Stored records:
++++++++++++++++++++

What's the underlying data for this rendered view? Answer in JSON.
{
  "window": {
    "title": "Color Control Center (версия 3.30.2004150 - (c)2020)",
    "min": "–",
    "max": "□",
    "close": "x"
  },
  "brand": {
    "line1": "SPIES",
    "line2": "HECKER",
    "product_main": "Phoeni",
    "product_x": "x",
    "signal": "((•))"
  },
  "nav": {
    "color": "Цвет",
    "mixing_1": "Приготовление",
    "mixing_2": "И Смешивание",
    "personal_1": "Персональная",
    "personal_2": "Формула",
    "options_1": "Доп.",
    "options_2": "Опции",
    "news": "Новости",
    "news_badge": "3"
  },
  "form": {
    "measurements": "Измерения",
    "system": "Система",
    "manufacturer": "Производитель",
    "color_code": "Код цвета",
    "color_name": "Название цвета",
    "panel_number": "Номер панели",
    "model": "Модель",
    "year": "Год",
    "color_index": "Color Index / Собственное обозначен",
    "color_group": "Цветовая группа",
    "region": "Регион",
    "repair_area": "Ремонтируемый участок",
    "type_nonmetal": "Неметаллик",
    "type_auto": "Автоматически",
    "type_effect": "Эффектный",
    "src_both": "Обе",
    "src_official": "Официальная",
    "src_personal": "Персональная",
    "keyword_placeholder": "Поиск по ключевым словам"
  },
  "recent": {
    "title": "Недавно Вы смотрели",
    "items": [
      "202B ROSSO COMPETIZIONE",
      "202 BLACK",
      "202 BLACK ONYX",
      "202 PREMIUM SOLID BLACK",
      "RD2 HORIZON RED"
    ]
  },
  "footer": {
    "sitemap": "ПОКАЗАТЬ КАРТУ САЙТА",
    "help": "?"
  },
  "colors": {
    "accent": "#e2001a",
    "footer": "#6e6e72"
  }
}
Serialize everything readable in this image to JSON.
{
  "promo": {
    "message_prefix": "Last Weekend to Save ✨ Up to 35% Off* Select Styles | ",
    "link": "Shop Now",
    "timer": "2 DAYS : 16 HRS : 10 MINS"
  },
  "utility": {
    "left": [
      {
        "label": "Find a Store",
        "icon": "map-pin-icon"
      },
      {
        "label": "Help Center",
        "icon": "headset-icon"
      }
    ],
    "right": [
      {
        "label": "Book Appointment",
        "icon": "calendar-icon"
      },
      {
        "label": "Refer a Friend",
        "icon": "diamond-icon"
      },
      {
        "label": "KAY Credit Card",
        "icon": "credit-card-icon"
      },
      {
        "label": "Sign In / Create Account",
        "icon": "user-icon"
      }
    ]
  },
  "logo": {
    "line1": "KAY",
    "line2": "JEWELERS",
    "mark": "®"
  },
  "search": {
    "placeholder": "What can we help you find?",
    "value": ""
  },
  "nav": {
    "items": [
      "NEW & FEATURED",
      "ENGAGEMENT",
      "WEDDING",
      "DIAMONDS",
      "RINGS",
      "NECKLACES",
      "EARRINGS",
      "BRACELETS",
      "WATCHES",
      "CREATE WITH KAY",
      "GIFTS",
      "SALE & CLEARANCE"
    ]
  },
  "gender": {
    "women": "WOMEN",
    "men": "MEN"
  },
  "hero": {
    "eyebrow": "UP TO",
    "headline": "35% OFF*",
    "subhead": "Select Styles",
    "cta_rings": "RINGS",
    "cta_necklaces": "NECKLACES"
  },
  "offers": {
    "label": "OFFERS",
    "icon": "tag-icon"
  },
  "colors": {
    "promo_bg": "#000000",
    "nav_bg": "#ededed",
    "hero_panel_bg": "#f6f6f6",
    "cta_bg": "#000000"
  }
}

++++++++++++++++++++

Set exercise: Reproduce the material above, every line of it, exactly.

Answer to this task:
What's the underlying data for this rendered view? Answer in JSON.
{
  "window": {
    "title": "Color Control Center (версия 3.30.2004150 - (c)2020)",
    "min": "–",
    "max": "□",
    "close": "x"
  },
  "brand": {
    "line1": "SPIES",
    "line2": "HECKER",
    "product_main": "Phoeni",
    "product_x": "x",
    "signal": "((•))"
  },
  "nav": {
    "color": "Цвет",
    "mixing_1": "Приготовление",
    "mixing_2": "И Смешивание",
    "personal_1": "Персональная",
    "personal_2": "Формула",
    "options_1": "Доп.",
    "options_2": "Опции",
    "news": "Новости",
    "news_badge": "3"
  },
  "form": {
    "measurements": "Измерения",
    "system": "Система",
    "manufacturer": "Производитель",
    "color_code": "Код цвета",
    "color_name": "Название цвета",
    "panel_number": "Номер панели",
    "model": "Модель",
    "year": "Год",
    "color_index": "Color Index / Собственное обозначен",
    "color_group": "Цветовая группа",
    "region": "Регион",
    "repair_area": "Ремонтируемый участок",
    "type_nonmetal": "Неметаллик",
    "type_auto": "Автоматически",
    "type_effect": "Эффектный",
    "src_both": "Обе",
    "src_official": "Официальная",
    "src_personal": "Персональная",
    "keyword_placeholder": "Поиск по ключевым словам"
  },
  "recent": {
    "title": "Недавно Вы смотрели",
    "items": [
      "202B ROSSO COMPETIZIONE",
      "202 BLACK",
      "202 BLACK ONYX",
      "202 PREMIUM SOLID BLACK",
      "RD2 HORIZON RED"
    ]
  },
  "footer": {
    "sitemap": "ПОКАЗАТЬ КАРТУ САЙТА",
    "help": "?"
  },
  "colors": {
    "accent": "#e2001a",
    "footer": "#6e6e72"
  }
}
Serialize everything readable in this image to JSON.
{
  "promo": {
    "message_prefix": "Last Weekend to Save ✨ Up to 35% Off* Select Styles | ",
    "link": "Shop Now",
    "timer": "2 DAYS : 16 HRS : 10 MINS"
  },
  "utility": {
    "left": [
      {
        "label": "Find a Store",
        "icon": "map-pin-icon"
      },
      {
        "label": "Help Center",
        "icon": "headset-icon"
      }
    ],
    "right": [
      {
        "label": "Book Appointment",
        "icon": "calendar-icon"
      },
      {
        "label": "Refer a Friend",
        "icon": "diamond-icon"
      },
      {
        "label": "KAY Credit Card",
        "icon": "credit-card-icon"
      },
      {
        "label": "Sign In / Create Account",
        "icon": "user-icon"
      }
    ]
  },
  "logo": {
    "line1": "KAY",
    "line2": "JEWELERS",
    "mark": "®"
  },
  "search": {
    "placeholder": "What can we help you find?",
    "value": ""
  },
  "nav": {
    "items": [
      "NEW & FEATURED",
      "ENGAGEMENT",
      "WEDDING",
      "DIAMONDS",
      "RINGS",
      "NECKLACES",
      "EARRINGS",
      "BRACELETS",
      "WATCHES",
      "CREATE WITH KAY",
      "GIFTS",
      "SALE & CLEARANCE"
    ]
  },
  "gender": {
    "women": "WOMEN",
    "men": "MEN"
  },
  "hero": {
    "eyebrow": "UP TO",
    "headline": "35% OFF*",
    "subhead": "Select Styles",
    "cta_rings": "RINGS",
    "cta_necklaces": "NECKLACES"
  },
  "offers": {
    "label": "OFFERS",
    "icon": "tag-icon"
  },
  "colors": {
    "promo_bg": "#000000",
    "nav_bg": "#ededed",
    "hero_panel_bg": "#f6f6f6",
    "cta_bg": "#000000"
  }
}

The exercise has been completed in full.